[Data entries]
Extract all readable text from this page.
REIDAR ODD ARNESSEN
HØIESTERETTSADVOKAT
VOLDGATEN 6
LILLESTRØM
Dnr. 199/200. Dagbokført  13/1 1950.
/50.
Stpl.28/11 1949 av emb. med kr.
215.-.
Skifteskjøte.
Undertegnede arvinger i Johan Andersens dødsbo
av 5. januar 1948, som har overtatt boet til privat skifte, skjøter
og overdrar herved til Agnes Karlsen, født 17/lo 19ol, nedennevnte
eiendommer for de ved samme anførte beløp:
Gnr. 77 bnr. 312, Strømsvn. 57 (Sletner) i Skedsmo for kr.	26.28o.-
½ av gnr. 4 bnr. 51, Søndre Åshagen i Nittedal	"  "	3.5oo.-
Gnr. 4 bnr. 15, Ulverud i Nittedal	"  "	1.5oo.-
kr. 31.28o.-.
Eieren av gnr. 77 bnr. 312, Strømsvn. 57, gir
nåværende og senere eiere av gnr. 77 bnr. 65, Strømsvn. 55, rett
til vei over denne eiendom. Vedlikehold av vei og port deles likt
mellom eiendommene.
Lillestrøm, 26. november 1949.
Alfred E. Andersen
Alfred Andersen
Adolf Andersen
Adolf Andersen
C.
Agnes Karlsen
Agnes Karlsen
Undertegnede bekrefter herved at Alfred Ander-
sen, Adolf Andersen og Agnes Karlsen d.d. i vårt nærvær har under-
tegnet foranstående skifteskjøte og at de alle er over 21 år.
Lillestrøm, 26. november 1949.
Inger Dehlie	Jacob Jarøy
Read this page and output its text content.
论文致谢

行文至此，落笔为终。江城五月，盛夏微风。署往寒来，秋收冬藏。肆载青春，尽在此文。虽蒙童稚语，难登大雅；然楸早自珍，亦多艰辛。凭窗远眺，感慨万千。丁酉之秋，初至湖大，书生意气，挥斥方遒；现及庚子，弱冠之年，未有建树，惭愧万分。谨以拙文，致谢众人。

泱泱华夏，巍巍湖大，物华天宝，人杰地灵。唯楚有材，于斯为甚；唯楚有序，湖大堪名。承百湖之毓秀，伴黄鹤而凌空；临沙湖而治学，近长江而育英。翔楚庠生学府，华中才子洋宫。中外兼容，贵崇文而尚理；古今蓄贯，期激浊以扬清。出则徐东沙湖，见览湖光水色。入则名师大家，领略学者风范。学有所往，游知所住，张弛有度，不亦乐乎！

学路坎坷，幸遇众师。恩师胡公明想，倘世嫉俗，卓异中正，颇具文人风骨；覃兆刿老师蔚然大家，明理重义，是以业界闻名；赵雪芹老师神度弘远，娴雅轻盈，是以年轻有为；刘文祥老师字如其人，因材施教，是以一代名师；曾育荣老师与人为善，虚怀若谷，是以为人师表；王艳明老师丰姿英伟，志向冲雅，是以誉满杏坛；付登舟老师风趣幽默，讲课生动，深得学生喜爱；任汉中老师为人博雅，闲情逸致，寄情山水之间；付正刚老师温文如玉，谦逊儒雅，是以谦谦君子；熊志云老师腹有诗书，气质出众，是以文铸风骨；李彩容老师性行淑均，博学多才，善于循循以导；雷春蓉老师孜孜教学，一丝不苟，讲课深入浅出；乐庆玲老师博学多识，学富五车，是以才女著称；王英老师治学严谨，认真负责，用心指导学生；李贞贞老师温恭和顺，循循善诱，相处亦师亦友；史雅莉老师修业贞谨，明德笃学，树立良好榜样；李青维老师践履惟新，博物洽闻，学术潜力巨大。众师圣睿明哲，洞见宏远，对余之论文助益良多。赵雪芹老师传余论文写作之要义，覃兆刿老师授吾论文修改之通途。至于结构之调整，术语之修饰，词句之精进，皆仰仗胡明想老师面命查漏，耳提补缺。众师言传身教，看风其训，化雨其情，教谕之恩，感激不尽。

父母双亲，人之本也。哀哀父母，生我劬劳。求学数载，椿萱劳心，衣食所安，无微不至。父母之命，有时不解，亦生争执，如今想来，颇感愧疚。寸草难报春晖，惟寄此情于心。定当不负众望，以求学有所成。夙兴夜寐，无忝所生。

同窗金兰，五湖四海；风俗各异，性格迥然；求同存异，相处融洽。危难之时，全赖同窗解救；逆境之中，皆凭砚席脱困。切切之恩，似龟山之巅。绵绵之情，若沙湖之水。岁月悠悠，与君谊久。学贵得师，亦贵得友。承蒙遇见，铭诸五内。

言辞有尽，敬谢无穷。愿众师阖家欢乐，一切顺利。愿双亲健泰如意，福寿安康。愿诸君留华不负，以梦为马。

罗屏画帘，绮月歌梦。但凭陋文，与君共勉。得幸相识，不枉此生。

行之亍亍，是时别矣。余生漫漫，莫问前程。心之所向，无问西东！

*STATED EXERCISE*: Find how many lines include the string "Agnes" and report that number alone.

*TASK RESULT*: 4